# Work instructions
Copy out lines with the word "color" from the material that follows.

# Data to use

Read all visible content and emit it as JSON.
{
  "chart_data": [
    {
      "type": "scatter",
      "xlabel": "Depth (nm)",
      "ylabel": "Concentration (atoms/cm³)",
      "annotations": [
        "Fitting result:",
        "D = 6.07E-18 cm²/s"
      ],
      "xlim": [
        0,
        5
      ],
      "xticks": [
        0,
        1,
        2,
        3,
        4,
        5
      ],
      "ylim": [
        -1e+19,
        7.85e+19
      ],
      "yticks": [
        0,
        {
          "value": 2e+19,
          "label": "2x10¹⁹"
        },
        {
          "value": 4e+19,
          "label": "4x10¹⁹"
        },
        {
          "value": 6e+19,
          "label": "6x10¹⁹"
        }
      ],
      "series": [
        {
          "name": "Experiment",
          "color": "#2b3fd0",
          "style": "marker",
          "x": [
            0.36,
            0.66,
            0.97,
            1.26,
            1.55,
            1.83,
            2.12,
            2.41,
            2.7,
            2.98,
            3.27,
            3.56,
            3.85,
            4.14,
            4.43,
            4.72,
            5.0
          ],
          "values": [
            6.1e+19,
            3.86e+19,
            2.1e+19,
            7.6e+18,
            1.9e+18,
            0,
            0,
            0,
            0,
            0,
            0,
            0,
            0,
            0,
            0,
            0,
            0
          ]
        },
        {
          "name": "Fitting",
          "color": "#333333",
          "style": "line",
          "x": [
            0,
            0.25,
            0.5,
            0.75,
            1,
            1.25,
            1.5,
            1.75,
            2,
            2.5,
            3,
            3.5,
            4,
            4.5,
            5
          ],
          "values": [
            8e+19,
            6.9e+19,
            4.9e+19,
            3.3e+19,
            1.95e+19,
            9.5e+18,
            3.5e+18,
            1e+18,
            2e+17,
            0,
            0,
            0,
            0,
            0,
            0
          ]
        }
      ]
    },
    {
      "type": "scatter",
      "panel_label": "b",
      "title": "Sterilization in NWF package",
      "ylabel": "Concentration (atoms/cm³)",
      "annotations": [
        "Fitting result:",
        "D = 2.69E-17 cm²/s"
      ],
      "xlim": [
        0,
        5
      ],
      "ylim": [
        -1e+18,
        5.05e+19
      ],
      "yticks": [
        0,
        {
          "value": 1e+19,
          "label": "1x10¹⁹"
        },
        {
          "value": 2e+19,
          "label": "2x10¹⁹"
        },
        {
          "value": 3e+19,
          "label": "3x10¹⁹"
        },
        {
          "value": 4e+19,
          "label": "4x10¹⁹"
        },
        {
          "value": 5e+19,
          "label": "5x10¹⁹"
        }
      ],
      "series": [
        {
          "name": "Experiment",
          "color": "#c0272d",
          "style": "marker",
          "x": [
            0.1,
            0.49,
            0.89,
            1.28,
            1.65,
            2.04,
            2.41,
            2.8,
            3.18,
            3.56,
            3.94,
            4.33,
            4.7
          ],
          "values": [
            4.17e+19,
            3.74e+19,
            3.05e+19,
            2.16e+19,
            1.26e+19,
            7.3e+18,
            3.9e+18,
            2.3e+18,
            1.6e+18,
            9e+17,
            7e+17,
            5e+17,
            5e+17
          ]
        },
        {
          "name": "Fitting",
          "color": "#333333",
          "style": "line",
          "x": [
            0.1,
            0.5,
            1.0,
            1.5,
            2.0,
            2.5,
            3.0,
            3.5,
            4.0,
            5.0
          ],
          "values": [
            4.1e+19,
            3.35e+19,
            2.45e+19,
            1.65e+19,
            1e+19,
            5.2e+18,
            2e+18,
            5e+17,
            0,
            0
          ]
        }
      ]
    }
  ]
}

# Solution to this exercise
          "color": "#2b3fd0",
          "color": "#333333",
          "color": "#c0272d",
          "color": "#333333",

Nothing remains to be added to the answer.